• Exercise goal
Copy out all lines carrying the word "text".

(Data records)
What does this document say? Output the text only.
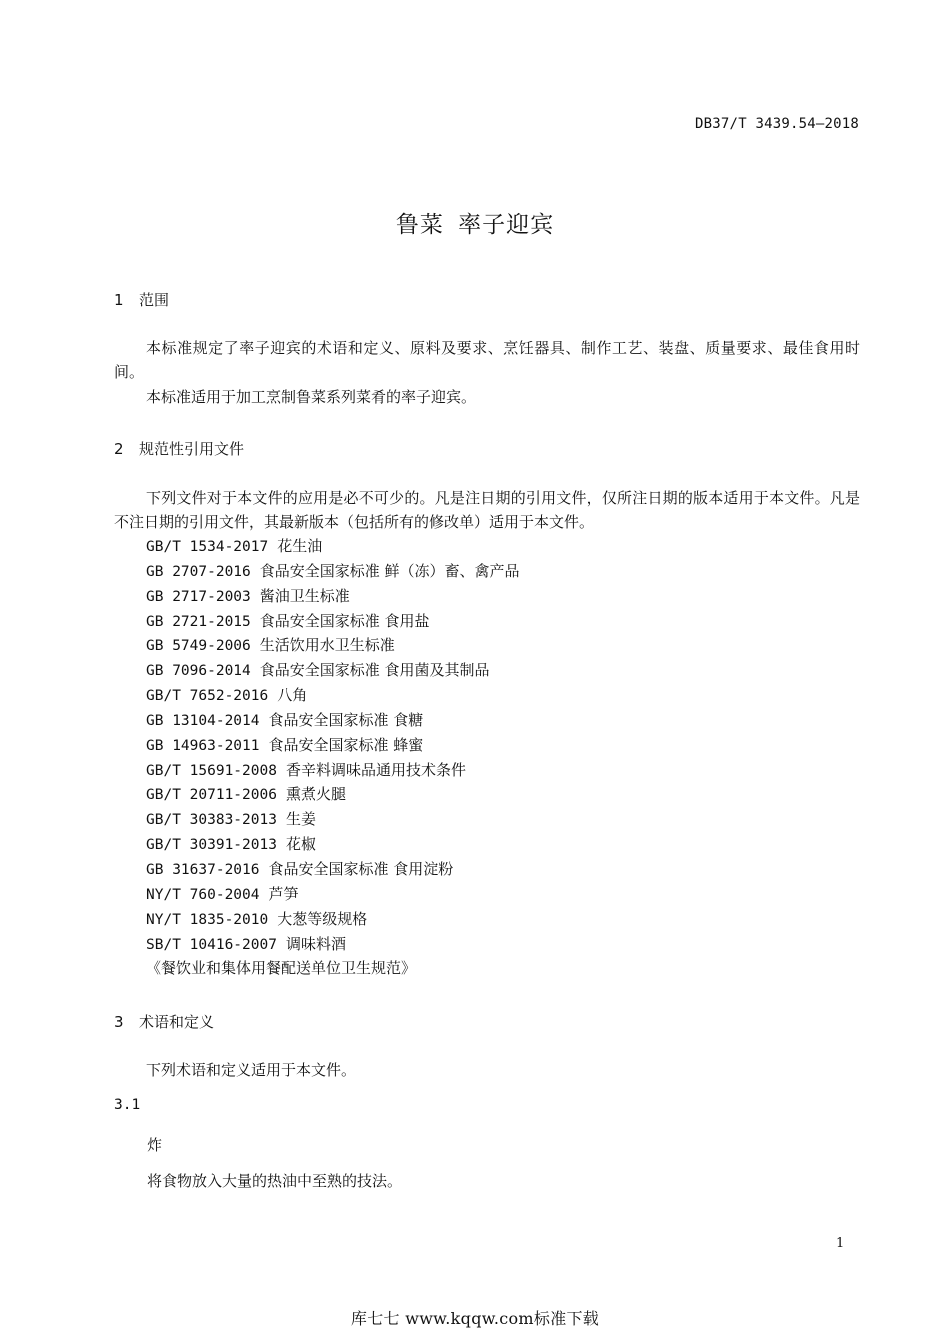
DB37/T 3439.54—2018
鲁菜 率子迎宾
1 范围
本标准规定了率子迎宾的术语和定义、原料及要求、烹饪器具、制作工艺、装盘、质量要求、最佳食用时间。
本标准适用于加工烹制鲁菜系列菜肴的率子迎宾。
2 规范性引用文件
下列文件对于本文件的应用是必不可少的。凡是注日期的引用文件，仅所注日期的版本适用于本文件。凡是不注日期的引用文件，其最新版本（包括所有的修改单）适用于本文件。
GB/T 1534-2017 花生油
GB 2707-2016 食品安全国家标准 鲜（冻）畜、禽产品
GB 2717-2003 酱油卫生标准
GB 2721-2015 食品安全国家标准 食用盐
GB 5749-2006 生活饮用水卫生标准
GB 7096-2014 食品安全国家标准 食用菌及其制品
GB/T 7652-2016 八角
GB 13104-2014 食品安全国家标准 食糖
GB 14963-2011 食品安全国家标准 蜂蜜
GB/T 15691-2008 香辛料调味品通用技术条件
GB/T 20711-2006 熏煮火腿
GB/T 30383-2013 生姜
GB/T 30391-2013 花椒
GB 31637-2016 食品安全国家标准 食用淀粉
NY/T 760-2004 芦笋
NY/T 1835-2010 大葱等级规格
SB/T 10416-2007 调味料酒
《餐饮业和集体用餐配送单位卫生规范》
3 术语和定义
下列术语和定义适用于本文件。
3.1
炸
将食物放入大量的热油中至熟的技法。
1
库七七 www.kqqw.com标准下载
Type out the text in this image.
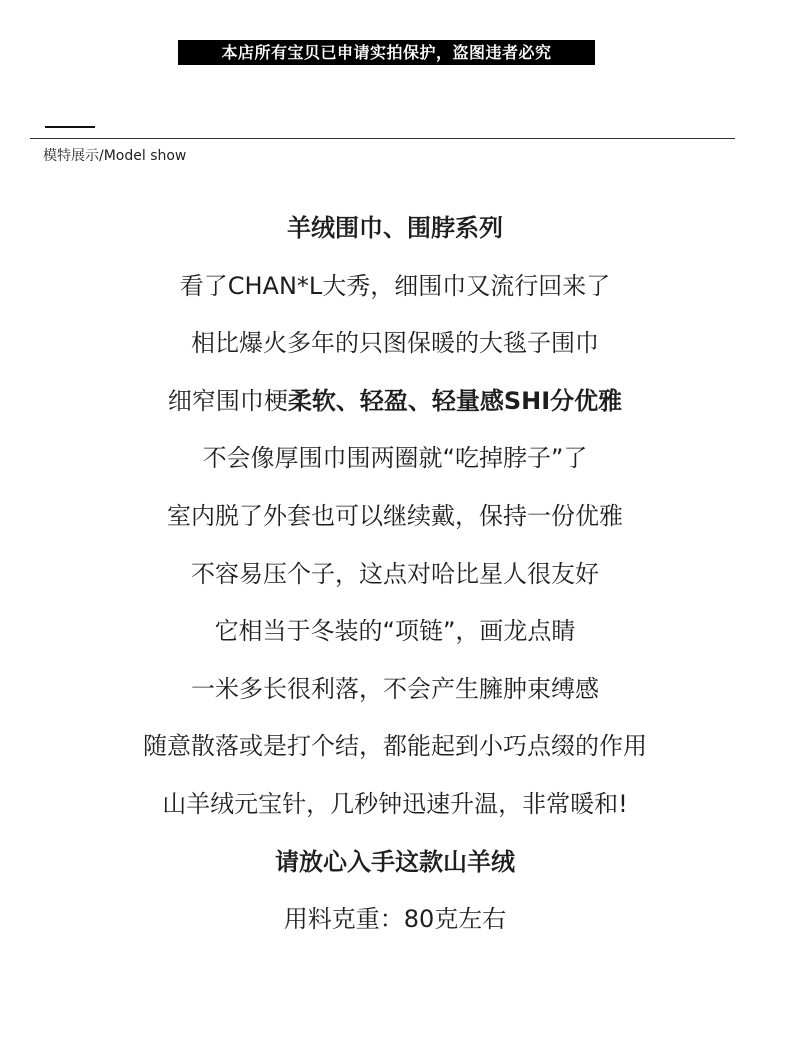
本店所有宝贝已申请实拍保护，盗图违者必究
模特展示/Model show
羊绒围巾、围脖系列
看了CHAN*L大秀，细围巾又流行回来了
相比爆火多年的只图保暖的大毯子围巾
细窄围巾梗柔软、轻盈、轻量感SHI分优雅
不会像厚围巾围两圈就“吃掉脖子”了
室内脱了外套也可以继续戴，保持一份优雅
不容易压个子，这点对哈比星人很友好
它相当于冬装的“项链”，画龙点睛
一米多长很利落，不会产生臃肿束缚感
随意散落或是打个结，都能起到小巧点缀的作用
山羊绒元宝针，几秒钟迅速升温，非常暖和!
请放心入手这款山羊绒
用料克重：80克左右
* * *
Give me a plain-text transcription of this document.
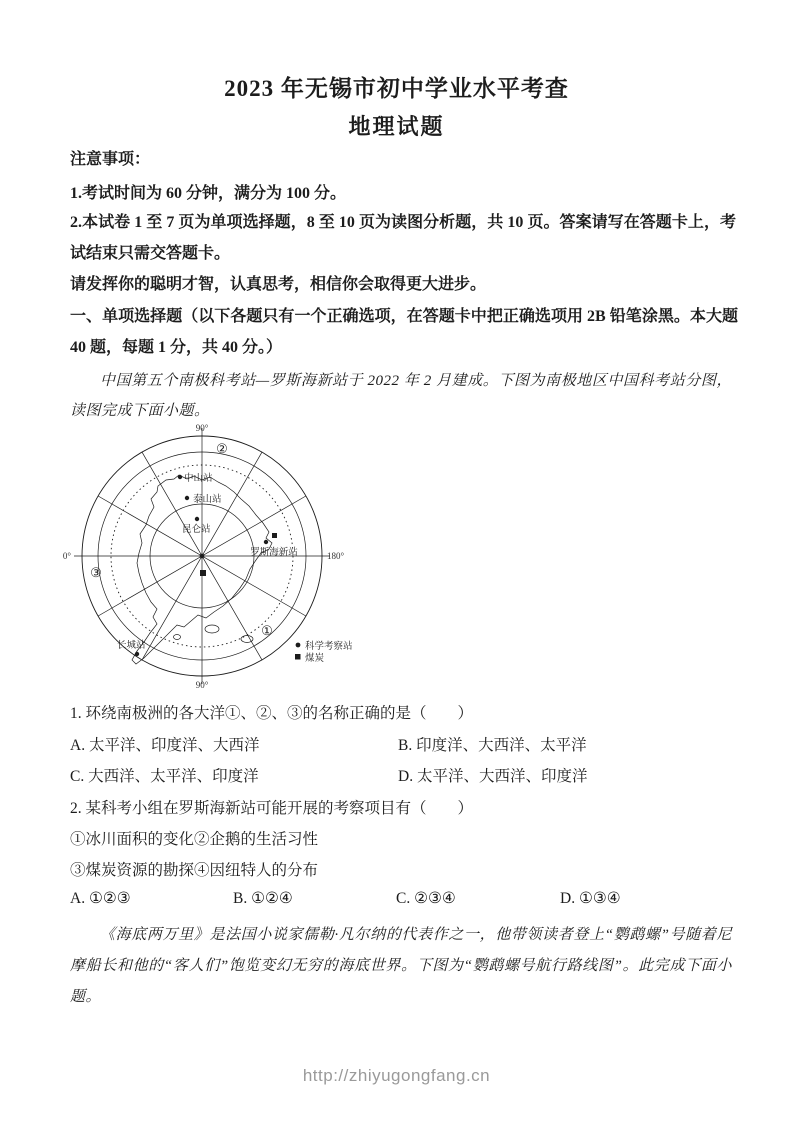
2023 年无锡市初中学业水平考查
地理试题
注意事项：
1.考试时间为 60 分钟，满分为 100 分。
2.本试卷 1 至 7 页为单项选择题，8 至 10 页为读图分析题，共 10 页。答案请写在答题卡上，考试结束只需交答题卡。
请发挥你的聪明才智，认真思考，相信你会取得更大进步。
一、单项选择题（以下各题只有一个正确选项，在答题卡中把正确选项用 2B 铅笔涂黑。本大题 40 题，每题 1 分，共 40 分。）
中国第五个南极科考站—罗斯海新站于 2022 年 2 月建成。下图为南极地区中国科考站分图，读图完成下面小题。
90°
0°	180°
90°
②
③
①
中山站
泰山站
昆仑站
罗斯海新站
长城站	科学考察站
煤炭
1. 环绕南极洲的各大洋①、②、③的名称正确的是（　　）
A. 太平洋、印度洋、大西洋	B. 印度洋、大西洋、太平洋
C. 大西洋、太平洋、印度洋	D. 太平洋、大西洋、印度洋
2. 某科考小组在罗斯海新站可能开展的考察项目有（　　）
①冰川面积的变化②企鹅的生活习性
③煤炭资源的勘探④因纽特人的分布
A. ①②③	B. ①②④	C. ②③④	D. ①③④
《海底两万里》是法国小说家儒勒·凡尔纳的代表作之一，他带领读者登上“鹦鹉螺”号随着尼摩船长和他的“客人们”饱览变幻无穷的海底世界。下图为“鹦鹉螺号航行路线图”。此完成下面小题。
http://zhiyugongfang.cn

• Solution to the exercise
What does this document say? Output the text only.
Type out the text in this image.
Give me a plain-text transcription of this document.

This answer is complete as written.